Records that describe figures:
════════════════════

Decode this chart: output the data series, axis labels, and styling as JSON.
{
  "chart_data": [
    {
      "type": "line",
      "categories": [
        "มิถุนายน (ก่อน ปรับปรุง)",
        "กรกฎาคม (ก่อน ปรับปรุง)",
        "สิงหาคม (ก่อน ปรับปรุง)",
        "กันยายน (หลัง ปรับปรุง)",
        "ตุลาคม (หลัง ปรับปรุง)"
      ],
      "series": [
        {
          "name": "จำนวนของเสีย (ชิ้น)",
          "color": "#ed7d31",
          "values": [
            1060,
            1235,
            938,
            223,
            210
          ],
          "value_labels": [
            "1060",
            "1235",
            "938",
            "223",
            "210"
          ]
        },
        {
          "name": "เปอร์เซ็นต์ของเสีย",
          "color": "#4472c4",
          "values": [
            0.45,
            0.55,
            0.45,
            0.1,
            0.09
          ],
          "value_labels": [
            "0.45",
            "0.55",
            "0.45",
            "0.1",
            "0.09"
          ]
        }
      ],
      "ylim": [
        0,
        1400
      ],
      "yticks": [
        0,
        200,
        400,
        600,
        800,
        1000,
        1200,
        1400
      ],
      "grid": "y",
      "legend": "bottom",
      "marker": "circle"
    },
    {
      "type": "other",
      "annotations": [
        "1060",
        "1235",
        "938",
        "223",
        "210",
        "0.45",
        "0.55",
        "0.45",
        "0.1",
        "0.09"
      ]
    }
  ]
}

════════════════════

**Directions for this task**
All of the lines above must be returned exactly.

**Written reply**
Decode this chart: output the data series, axis labels, and styling as JSON.
{
  "chart_data": [
    {
      "type": "line",
      "categories": [
        "มิถุนายน (ก่อน ปรับปรุง)",
        "กรกฎาคม (ก่อน ปรับปรุง)",
        "สิงหาคม (ก่อน ปรับปรุง)",
        "กันยายน (หลัง ปรับปรุง)",
        "ตุลาคม (หลัง ปรับปรุง)"
      ],
      "series": [
        {
          "name": "จำนวนของเสีย (ชิ้น)",
          "color": "#ed7d31",
          "values": [
            1060,
            1235,
            938,
            223,
            210
          ],
          "value_labels": [
            "1060",
            "1235",
            "938",
            "223",
            "210"
          ]
        },
        {
          "name": "เปอร์เซ็นต์ของเสีย",
          "color": "#4472c4",
          "values": [
            0.45,
            0.55,
            0.45,
            0.1,
            0.09
          ],
          "value_labels": [
            "0.45",
            "0.55",
            "0.45",
            "0.1",
            "0.09"
          ]
        }
      ],
      "ylim": [
        0,
        1400
      ],
      "yticks": [
        0,
        200,
        400,
        600,
        800,
        1000,
        1200,
        1400
      ],
      "grid": "y",
      "legend": "bottom",
      "marker": "circle"
    },
    {
      "type": "other",
      "annotations": [
        "1060",
        "1235",
        "938",
        "223",
        "210",
        "0.45",
        "0.55",
        "0.45",
        "0.1",
        "0.09"
      ]
    }
  ]
}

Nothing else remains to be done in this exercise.